(Stored data entries)
____

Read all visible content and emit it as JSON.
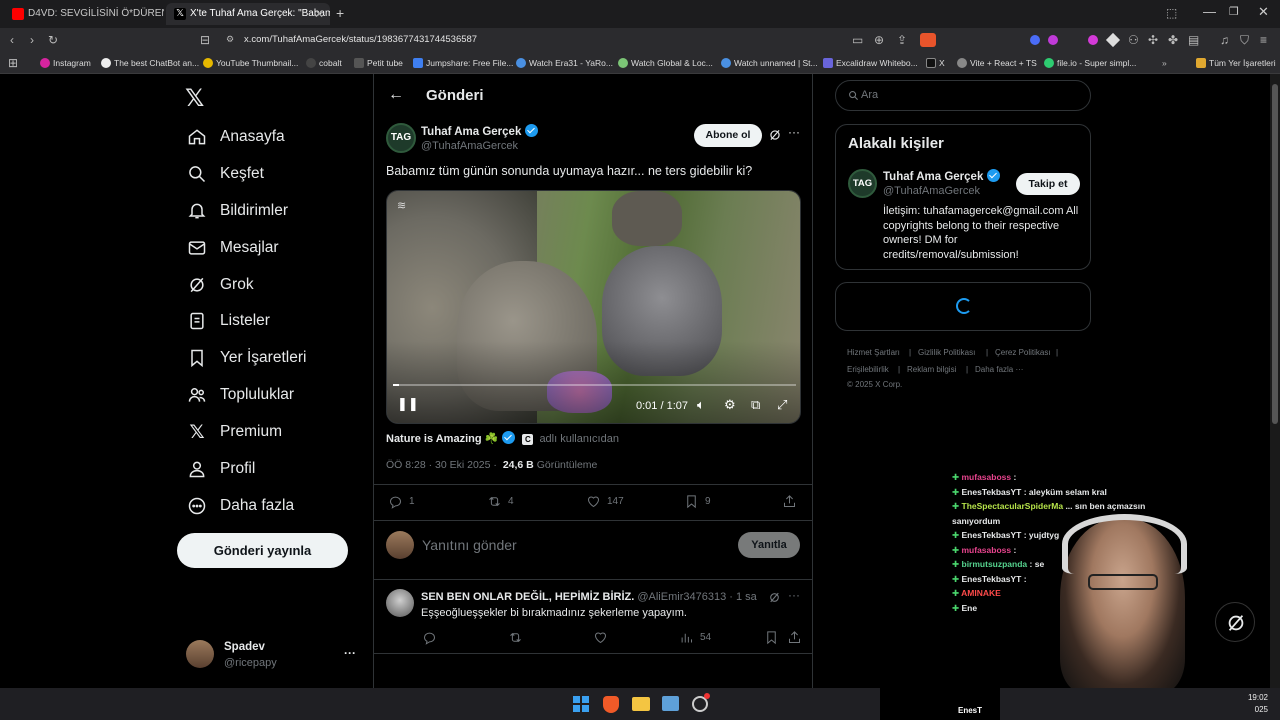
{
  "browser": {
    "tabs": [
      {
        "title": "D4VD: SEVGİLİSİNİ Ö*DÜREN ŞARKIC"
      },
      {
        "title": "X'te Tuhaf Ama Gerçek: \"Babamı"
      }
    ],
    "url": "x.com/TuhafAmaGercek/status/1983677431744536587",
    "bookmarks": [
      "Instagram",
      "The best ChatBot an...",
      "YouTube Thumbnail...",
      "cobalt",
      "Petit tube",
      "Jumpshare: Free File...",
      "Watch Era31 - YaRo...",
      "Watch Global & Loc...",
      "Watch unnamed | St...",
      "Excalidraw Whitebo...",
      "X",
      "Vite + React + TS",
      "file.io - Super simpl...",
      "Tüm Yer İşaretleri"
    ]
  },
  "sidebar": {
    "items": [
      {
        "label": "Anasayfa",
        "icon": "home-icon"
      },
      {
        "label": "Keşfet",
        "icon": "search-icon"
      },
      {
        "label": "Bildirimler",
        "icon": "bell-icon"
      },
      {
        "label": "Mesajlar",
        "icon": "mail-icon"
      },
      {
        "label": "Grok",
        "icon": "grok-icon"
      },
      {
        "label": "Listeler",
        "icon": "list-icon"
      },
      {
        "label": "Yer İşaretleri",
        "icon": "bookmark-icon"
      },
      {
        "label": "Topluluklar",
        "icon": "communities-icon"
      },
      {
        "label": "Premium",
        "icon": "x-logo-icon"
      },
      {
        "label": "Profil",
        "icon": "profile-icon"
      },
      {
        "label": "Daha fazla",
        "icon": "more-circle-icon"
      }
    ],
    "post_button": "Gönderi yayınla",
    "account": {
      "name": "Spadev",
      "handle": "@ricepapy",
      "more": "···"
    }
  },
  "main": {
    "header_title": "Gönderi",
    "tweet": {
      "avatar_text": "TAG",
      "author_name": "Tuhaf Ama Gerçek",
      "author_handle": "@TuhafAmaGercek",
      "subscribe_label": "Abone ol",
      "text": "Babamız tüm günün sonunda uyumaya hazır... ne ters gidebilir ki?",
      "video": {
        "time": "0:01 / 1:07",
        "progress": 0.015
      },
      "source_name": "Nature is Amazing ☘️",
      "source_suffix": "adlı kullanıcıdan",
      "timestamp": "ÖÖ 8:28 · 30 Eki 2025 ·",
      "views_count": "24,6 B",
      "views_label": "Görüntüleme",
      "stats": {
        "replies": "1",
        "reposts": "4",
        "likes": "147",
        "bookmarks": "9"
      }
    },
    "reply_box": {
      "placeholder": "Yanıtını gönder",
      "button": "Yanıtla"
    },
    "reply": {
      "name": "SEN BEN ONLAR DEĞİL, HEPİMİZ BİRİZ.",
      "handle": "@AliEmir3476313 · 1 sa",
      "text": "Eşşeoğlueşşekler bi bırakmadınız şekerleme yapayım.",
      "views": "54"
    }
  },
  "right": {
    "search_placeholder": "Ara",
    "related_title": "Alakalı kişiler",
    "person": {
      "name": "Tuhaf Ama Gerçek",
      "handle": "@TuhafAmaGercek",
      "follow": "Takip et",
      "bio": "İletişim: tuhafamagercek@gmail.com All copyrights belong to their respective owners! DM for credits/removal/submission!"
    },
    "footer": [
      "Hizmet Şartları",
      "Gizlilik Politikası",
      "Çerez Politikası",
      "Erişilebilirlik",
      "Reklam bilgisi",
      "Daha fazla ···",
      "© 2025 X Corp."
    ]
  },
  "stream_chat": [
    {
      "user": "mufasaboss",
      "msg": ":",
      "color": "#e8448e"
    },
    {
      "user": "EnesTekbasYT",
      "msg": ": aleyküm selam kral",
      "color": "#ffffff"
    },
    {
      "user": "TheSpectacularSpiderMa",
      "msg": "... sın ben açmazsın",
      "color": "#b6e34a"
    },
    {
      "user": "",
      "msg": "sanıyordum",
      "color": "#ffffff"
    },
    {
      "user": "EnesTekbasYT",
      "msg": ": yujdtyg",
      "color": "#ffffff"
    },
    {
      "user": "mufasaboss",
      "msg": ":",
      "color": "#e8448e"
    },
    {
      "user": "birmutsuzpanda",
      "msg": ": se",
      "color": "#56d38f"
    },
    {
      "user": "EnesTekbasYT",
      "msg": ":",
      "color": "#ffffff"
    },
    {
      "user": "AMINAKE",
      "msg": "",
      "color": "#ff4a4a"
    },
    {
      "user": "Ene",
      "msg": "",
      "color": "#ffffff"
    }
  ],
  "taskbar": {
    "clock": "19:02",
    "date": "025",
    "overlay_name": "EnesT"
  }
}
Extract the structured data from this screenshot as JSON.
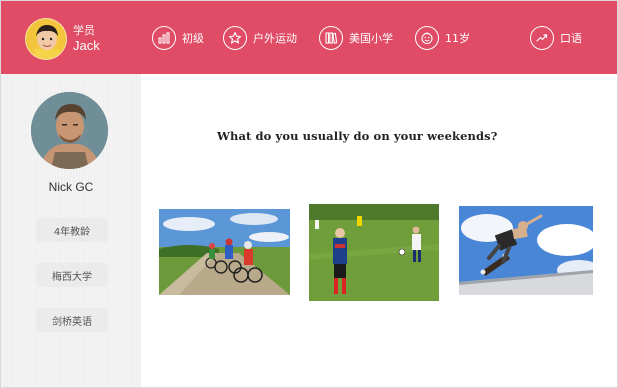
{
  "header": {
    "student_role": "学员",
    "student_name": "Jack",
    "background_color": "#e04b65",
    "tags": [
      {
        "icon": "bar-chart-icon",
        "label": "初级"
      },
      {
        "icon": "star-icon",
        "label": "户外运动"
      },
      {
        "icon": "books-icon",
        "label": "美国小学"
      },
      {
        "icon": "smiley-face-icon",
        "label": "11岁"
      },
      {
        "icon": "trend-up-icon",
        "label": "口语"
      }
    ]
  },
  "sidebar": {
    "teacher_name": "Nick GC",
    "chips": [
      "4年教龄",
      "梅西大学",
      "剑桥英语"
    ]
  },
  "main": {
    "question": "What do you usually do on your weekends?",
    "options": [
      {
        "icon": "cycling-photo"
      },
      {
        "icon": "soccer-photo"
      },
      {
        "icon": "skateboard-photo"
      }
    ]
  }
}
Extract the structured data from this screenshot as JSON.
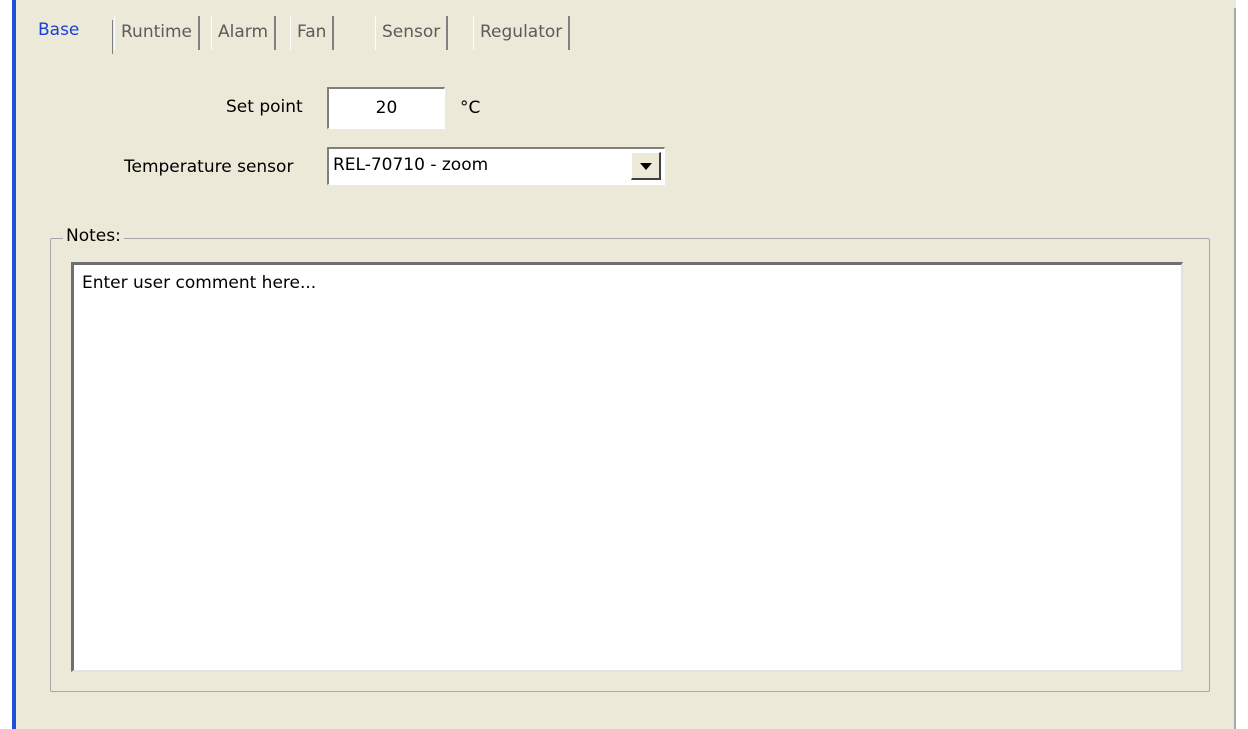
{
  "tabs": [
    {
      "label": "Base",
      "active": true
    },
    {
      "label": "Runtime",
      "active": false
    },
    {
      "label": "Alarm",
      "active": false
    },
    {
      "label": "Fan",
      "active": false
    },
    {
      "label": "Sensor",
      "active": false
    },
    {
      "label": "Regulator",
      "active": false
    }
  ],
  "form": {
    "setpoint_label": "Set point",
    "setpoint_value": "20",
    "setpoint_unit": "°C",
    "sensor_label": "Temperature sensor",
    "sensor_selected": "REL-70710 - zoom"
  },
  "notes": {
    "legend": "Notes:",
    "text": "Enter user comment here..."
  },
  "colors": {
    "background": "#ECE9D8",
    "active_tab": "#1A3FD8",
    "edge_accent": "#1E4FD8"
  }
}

____

**Your goal:**
Give the number of lines containing the word "photo". No other answer is needed.

**Finished exercise:**
3